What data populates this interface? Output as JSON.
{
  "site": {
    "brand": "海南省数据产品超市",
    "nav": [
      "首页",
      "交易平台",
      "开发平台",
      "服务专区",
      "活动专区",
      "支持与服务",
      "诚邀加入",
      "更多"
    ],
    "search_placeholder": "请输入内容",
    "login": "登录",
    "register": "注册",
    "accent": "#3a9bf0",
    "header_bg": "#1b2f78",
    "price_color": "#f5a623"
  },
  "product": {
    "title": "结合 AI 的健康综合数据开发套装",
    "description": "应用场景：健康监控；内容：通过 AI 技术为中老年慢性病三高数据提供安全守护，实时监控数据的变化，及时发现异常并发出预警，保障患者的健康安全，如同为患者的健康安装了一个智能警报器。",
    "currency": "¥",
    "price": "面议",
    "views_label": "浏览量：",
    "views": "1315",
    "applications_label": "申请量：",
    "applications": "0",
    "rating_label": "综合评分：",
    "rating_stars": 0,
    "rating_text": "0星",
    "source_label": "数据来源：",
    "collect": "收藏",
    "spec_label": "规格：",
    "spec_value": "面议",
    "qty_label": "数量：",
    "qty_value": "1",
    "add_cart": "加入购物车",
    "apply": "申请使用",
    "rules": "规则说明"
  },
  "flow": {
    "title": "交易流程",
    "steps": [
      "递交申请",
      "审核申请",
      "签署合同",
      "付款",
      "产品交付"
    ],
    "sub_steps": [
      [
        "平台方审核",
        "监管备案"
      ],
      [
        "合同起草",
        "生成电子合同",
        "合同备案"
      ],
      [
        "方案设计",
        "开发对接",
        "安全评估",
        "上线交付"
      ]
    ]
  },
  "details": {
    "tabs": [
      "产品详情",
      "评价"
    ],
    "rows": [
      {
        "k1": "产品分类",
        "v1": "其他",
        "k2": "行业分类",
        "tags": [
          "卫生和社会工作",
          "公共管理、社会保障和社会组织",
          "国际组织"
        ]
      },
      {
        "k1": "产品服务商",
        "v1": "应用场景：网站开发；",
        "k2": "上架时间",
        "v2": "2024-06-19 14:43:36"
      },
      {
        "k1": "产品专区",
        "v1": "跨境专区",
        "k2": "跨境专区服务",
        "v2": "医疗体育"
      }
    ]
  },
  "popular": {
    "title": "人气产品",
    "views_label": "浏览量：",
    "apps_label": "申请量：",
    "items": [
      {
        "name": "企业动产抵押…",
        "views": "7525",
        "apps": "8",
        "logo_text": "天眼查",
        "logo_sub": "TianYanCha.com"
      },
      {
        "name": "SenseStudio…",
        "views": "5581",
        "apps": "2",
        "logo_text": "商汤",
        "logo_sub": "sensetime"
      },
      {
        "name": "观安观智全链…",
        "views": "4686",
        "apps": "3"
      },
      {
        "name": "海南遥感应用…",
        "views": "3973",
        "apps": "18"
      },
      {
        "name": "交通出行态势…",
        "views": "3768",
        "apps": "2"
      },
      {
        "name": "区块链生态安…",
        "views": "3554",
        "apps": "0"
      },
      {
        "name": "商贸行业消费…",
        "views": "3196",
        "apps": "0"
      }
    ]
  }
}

|---|

Transcribe the material above in its entirety. Match it exactly.

What data populates this interface? Output as JSON.
{
  "site": {
    "brand": "海南省数据产品超市",
    "nav": [
      "首页",
      "交易平台",
      "开发平台",
      "服务专区",
      "活动专区",
      "支持与服务",
      "诚邀加入",
      "更多"
    ],
    "search_placeholder": "请输入内容",
    "login": "登录",
    "register": "注册",
    "accent": "#3a9bf0",
    "header_bg": "#1b2f78",
    "price_color": "#f5a623"
  },
  "product": {
    "title": "结合 AI 的健康综合数据开发套装",
    "description": "应用场景：健康监控；内容：通过 AI 技术为中老年慢性病三高数据提供安全守护，实时监控数据的变化，及时发现异常并发出预警，保障患者的健康安全，如同为患者的健康安装了一个智能警报器。",
    "currency": "¥",
    "price": "面议",
    "views_label": "浏览量：",
    "views": "1315",
    "applications_label": "申请量：",
    "applications": "0",
    "rating_label": "综合评分：",
    "rating_stars": 0,
    "rating_text": "0星",
    "source_label": "数据来源：",
    "collect": "收藏",
    "spec_label": "规格：",
    "spec_value": "面议",
    "qty_label": "数量：",
    "qty_value": "1",
    "add_cart": "加入购物车",
    "apply": "申请使用",
    "rules": "规则说明"
  },
  "flow": {
    "title": "交易流程",
    "steps": [
      "递交申请",
      "审核申请",
      "签署合同",
      "付款",
      "产品交付"
    ],
    "sub_steps": [
      [
        "平台方审核",
        "监管备案"
      ],
      [
        "合同起草",
        "生成电子合同",
        "合同备案"
      ],
      [
        "方案设计",
        "开发对接",
        "安全评估",
        "上线交付"
      ]
    ]
  },
  "details": {
    "tabs": [
      "产品详情",
      "评价"
    ],
    "rows": [
      {
        "k1": "产品分类",
        "v1": "其他",
        "k2": "行业分类",
        "tags": [
          "卫生和社会工作",
          "公共管理、社会保障和社会组织",
          "国际组织"
        ]
      },
      {
        "k1": "产品服务商",
        "v1": "应用场景：网站开发；",
        "k2": "上架时间",
        "v2": "2024-06-19 14:43:36"
      },
      {
        "k1": "产品专区",
        "v1": "跨境专区",
        "k2": "跨境专区服务",
        "v2": "医疗体育"
      }
    ]
  },
  "popular": {
    "title": "人气产品",
    "views_label": "浏览量：",
    "apps_label": "申请量：",
    "items": [
      {
        "name": "企业动产抵押…",
        "views": "7525",
        "apps": "8",
        "logo_text": "天眼查",
        "logo_sub": "TianYanCha.com"
      },
      {
        "name": "SenseStudio…",
        "views": "5581",
        "apps": "2",
        "logo_text": "商汤",
        "logo_sub": "sensetime"
      },
      {
        "name": "观安观智全链…",
        "views": "4686",
        "apps": "3"
      },
      {
        "name": "海南遥感应用…",
        "views": "3973",
        "apps": "18"
      },
      {
        "name": "交通出行态势…",
        "views": "3768",
        "apps": "2"
      },
      {
        "name": "区块链生态安…",
        "views": "3554",
        "apps": "0"
      },
      {
        "name": "商贸行业消费…",
        "views": "3196",
        "apps": "0"
      }
    ]
  }
}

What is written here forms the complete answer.